WHAT IS EXPECTED:
Each line that includes the string "style" counts once; give the total and nothing else.

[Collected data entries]
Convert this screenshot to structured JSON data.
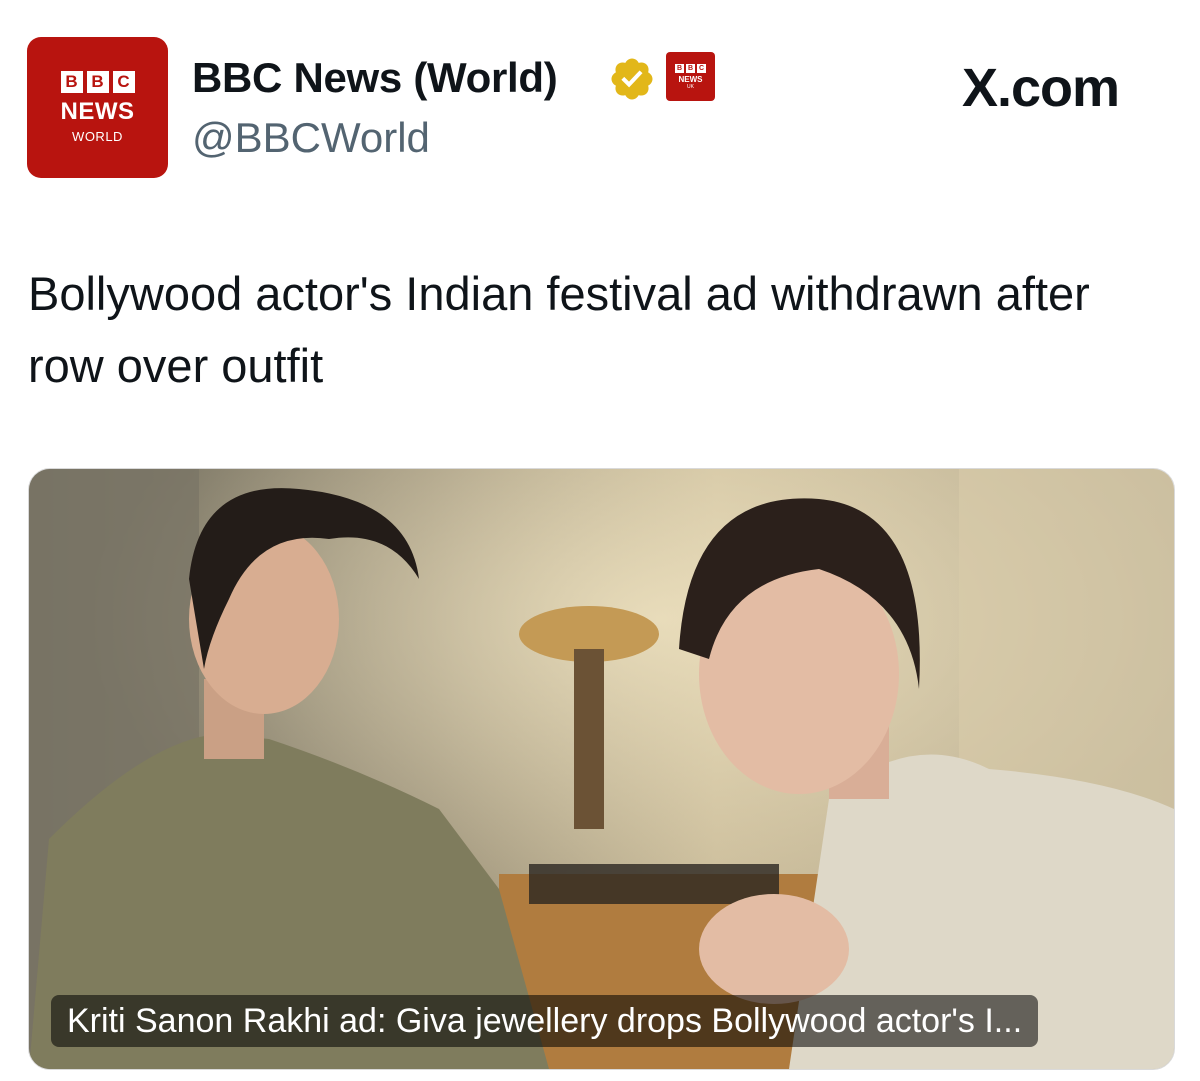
{
  "account": {
    "avatar": {
      "blocks": [
        "B",
        "B",
        "C"
      ],
      "line1": "NEWS",
      "line2": "WORLD"
    },
    "display_name": "BBC News (World)",
    "handle": "@BBCWorld",
    "affiliate_badge": {
      "blocks": [
        "B",
        "B",
        "C"
      ],
      "line1": "NEWS",
      "line2": "UK"
    }
  },
  "source": "X.com",
  "post": {
    "headline": "Bollywood actor's Indian festival ad withdrawn after row over outfit"
  },
  "link_card": {
    "caption": "Kriti Sanon Rakhi ad: Giva jewellery drops Bollywood actor's I..."
  },
  "colors": {
    "bbc_red": "#b8140f",
    "verified_gold": "#e2b719",
    "handle_gray": "#536471"
  }
}
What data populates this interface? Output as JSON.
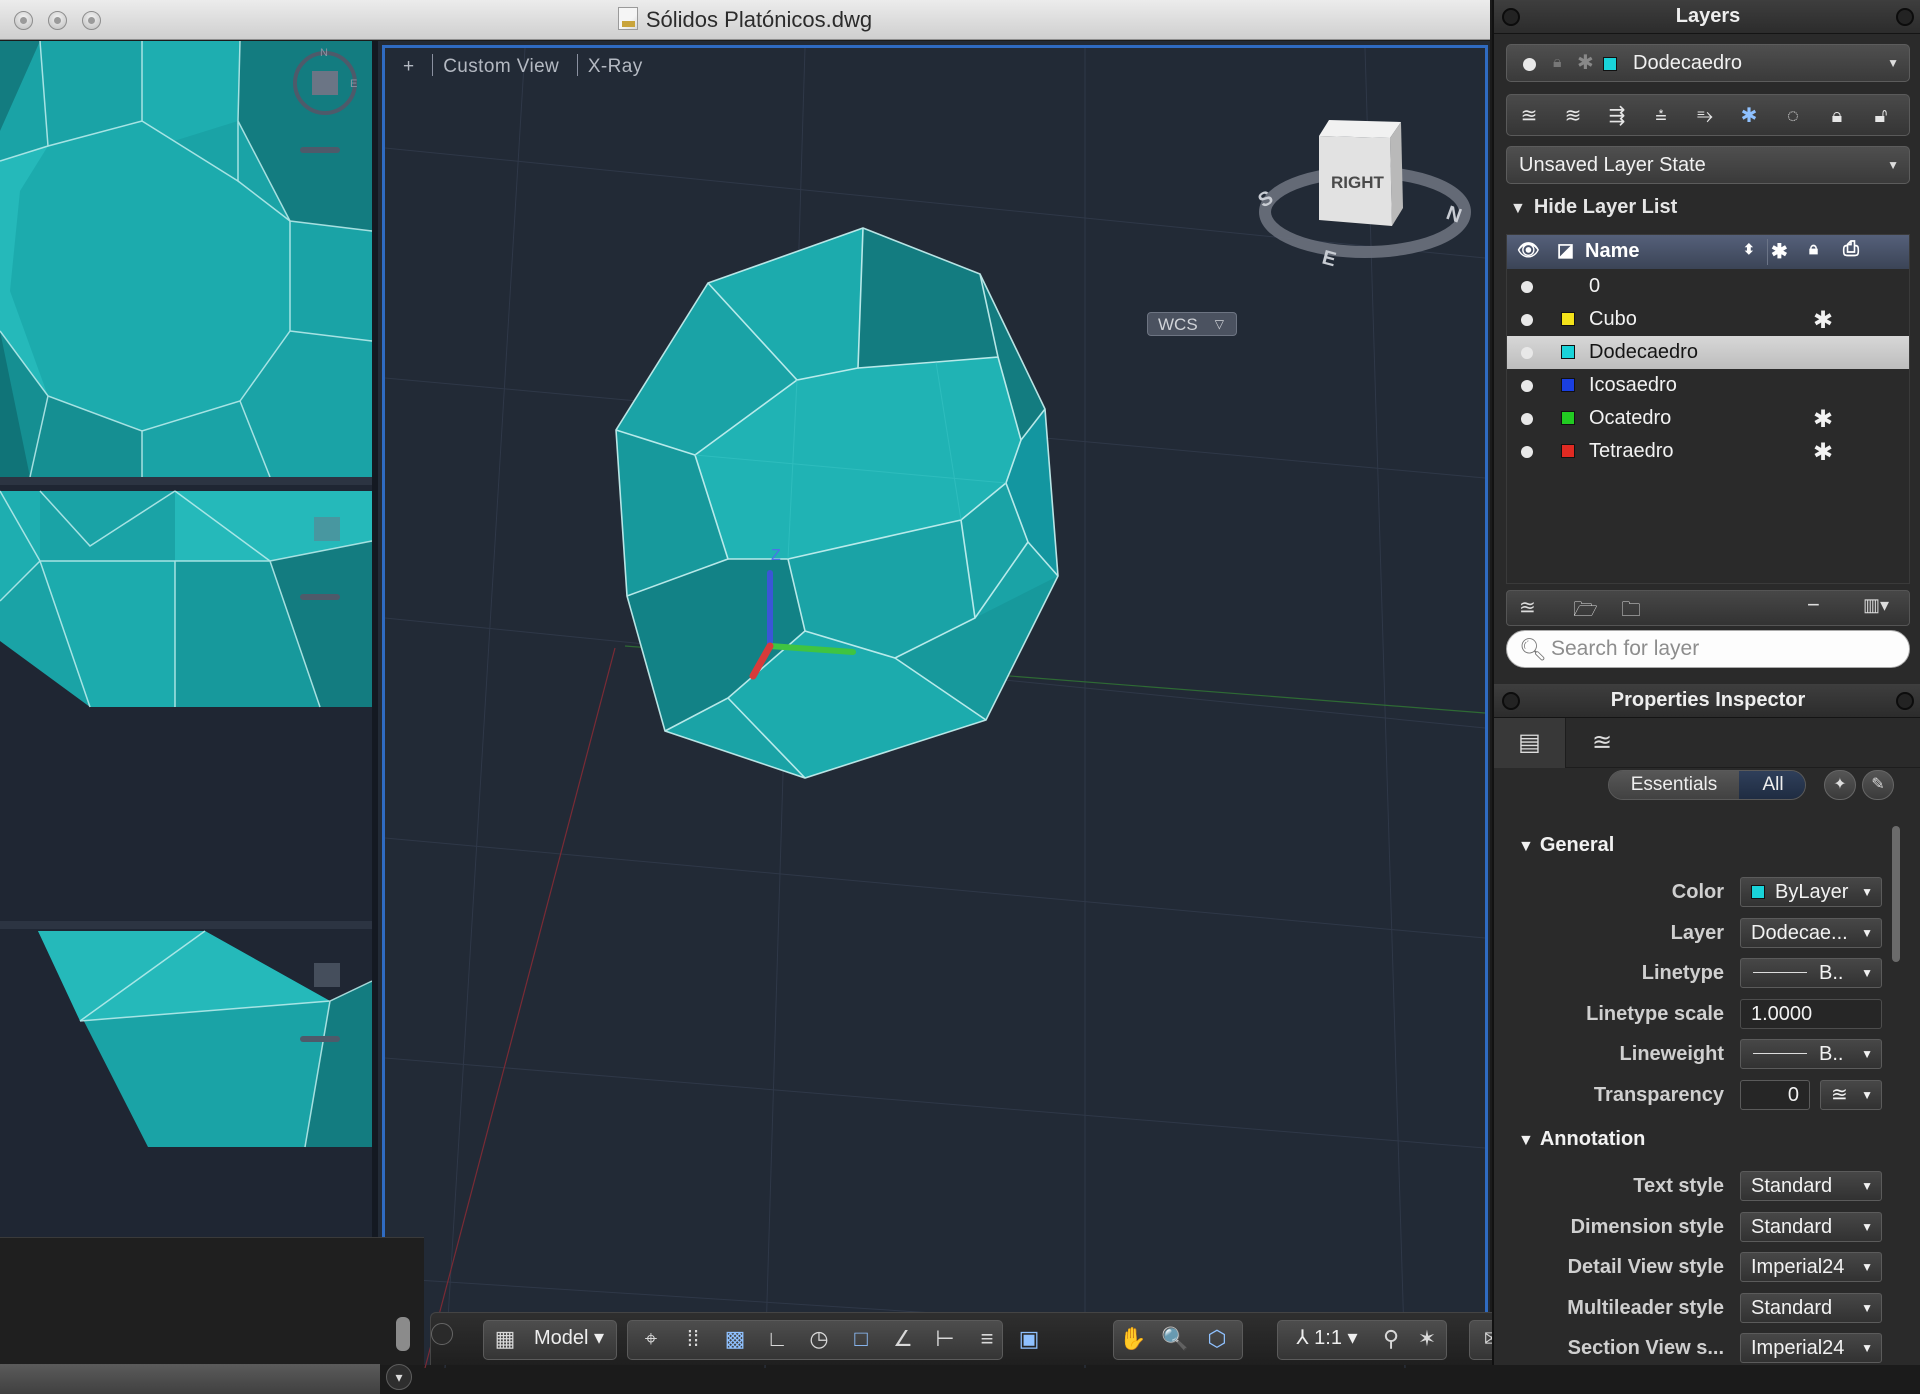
{
  "window": {
    "title": "Sólidos Platónicos.dwg"
  },
  "viewport": {
    "controls": [
      "+",
      "Custom View",
      "X-Ray"
    ],
    "wcs_label": "WCS",
    "viewcube_face": "RIGHT",
    "compass": [
      "S",
      "E",
      "N"
    ]
  },
  "status_bar": {
    "model_label": "Model",
    "scale_label": "1:1"
  },
  "layers_palette": {
    "title": "Layers",
    "current_layer": "Dodecaedro",
    "layer_state": "Unsaved Layer State",
    "hide_list_label": "Hide Layer List",
    "column_name": "Name",
    "rows": [
      {
        "name": "0",
        "color": "",
        "frozen_icon": false,
        "selected": false
      },
      {
        "name": "Cubo",
        "color": "#f3e21a",
        "frozen_icon": true,
        "selected": false
      },
      {
        "name": "Dodecaedro",
        "color": "#19d3d9",
        "frozen_icon": false,
        "selected": true
      },
      {
        "name": "Icosaedro",
        "color": "#1a3fe0",
        "frozen_icon": false,
        "selected": false
      },
      {
        "name": "Ocatedro",
        "color": "#22cc22",
        "frozen_icon": true,
        "selected": false
      },
      {
        "name": "Tetraedro",
        "color": "#e02a22",
        "frozen_icon": true,
        "selected": false
      }
    ],
    "search_placeholder": "Search for layer"
  },
  "properties_inspector": {
    "title": "Properties Inspector",
    "segment_essentials": "Essentials",
    "segment_all": "All",
    "general_header": "General",
    "general": [
      {
        "label": "Color",
        "value": "ByLayer"
      },
      {
        "label": "Layer",
        "value": "Dodecae..."
      },
      {
        "label": "Linetype",
        "value": "B.."
      },
      {
        "label": "Linetype scale",
        "value": "1.0000"
      },
      {
        "label": "Lineweight",
        "value": "B.."
      },
      {
        "label": "Transparency",
        "value": "0"
      }
    ],
    "annotation_header": "Annotation",
    "annotation": [
      {
        "label": "Text style",
        "value": "Standard"
      },
      {
        "label": "Dimension style",
        "value": "Standard"
      },
      {
        "label": "Detail View style",
        "value": "Imperial24"
      },
      {
        "label": "Multileader style",
        "value": "Standard"
      },
      {
        "label": "Section View s...",
        "value": "Imperial24"
      }
    ]
  },
  "colors": {
    "teal_face": "#1aa3a6",
    "teal_dark": "#137c80",
    "teal_light": "#23b6b7",
    "canvas": "#222a36",
    "viewport_border": "#2f6bc2",
    "selected_layer": "#19d3d9"
  }
}
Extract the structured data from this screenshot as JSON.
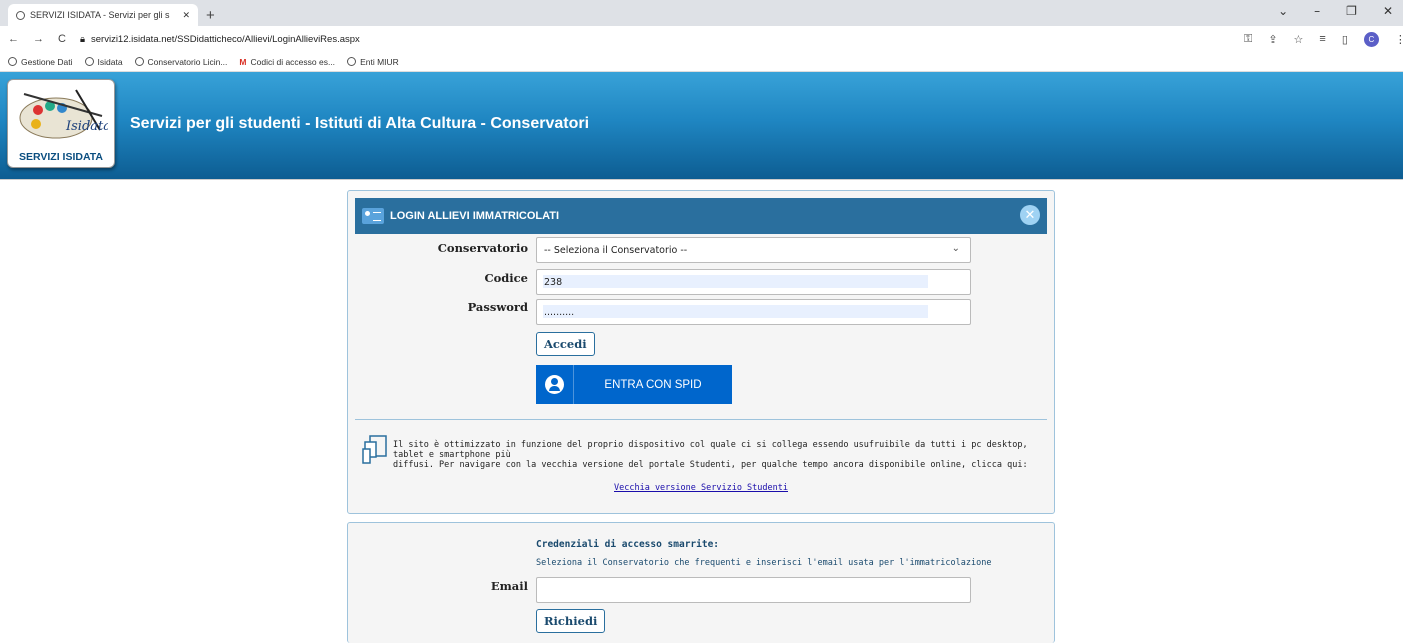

OUTPUT OF THE TASK:
4